**WHAT TO DO**
Print the listing below exactly.

(Dataset rows)
+ + + +
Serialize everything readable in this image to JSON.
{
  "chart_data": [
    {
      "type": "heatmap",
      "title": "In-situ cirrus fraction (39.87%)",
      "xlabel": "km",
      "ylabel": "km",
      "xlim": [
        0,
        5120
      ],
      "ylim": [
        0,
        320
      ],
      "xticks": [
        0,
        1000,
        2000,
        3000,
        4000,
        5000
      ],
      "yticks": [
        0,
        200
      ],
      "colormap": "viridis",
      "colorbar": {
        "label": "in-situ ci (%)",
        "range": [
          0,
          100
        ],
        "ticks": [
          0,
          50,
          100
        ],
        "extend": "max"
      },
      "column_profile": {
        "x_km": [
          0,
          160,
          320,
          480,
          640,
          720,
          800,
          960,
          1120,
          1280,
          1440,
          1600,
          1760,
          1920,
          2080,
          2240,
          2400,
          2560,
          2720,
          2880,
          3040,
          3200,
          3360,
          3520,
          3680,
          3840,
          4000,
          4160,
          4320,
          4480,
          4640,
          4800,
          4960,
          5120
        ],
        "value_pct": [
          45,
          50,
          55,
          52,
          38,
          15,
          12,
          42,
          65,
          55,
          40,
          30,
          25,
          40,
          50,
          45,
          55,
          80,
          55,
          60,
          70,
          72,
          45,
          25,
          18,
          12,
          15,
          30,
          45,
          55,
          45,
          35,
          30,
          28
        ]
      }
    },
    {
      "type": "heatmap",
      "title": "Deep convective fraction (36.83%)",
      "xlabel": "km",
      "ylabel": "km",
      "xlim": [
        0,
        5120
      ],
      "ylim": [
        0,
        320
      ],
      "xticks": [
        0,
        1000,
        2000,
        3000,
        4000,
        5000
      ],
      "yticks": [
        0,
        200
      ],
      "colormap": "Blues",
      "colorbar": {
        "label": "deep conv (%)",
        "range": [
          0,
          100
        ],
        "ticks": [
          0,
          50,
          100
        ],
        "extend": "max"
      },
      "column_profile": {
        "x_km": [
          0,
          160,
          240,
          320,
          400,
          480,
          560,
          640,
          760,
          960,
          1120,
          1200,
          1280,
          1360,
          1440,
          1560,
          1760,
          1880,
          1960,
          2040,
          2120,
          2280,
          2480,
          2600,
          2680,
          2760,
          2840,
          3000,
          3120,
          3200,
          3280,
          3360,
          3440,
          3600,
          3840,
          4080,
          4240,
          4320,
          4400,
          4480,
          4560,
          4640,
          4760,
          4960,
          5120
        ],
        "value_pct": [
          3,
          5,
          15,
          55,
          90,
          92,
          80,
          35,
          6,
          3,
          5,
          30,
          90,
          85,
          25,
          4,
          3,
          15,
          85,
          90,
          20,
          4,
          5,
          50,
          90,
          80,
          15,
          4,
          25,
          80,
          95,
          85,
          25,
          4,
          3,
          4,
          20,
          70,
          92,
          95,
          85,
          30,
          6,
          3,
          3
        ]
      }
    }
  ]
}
+ + + +
**ANSWER TO THE PROBLEM**
Serialize everything readable in this image to JSON.
{
  "chart_data": [
    {
      "type": "heatmap",
      "title": "In-situ cirrus fraction (39.87%)",
      "xlabel": "km",
      "ylabel": "km",
      "xlim": [
        0,
        5120
      ],
      "ylim": [
        0,
        320
      ],
      "xticks": [
        0,
        1000,
        2000,
        3000,
        4000,
        5000
      ],
      "yticks": [
        0,
        200
      ],
      "colormap": "viridis",
      "colorbar": {
        "label": "in-situ ci (%)",
        "range": [
          0,
          100
        ],
        "ticks": [
          0,
          50,
          100
        ],
        "extend": "max"
      },
      "column_profile": {
        "x_km": [
          0,
          160,
          320,
          480,
          640,
          720,
          800,
          960,
          1120,
          1280,
          1440,
          1600,
          1760,
          1920,
          2080,
          2240,
          2400,
          2560,
          2720,
          2880,
          3040,
          3200,
          3360,
          3520,
          3680,
          3840,
          4000,
          4160,
          4320,
          4480,
          4640,
          4800,
          4960,
          5120
        ],
        "value_pct": [
          45,
          50,
          55,
          52,
          38,
          15,
          12,
          42,
          65,
          55,
          40,
          30,
          25,
          40,
          50,
          45,
          55,
          80,
          55,
          60,
          70,
          72,
          45,
          25,
          18,
          12,
          15,
          30,
          45,
          55,
          45,
          35,
          30,
          28
        ]
      }
    },
    {
      "type": "heatmap",
      "title": "Deep convective fraction (36.83%)",
      "xlabel": "km",
      "ylabel": "km",
      "xlim": [
        0,
        5120
      ],
      "ylim": [
        0,
        320
      ],
      "xticks": [
        0,
        1000,
        2000,
        3000,
        4000,
        5000
      ],
      "yticks": [
        0,
        200
      ],
      "colormap": "Blues",
      "colorbar": {
        "label": "deep conv (%)",
        "range": [
          0,
          100
        ],
        "ticks": [
          0,
          50,
          100
        ],
        "extend": "max"
      },
      "column_profile": {
        "x_km": [
          0,
          160,
          240,
          320,
          400,
          480,
          560,
          640,
          760,
          960,
          1120,
          1200,
          1280,
          1360,
          1440,
          1560,
          1760,
          1880,
          1960,
          2040,
          2120,
          2280,
          2480,
          2600,
          2680,
          2760,
          2840,
          3000,
          3120,
          3200,
          3280,
          3360,
          3440,
          3600,
          3840,
          4080,
          4240,
          4320,
          4400,
          4480,
          4560,
          4640,
          4760,
          4960,
          5120
        ],
        "value_pct": [
          3,
          5,
          15,
          55,
          90,
          92,
          80,
          35,
          6,
          3,
          5,
          30,
          90,
          85,
          25,
          4,
          3,
          15,
          85,
          90,
          20,
          4,
          5,
          50,
          90,
          80,
          15,
          4,
          25,
          80,
          95,
          85,
          25,
          4,
          3,
          4,
          20,
          70,
          92,
          95,
          85,
          30,
          6,
          3,
          3
        ]
      }
    }
  ]
}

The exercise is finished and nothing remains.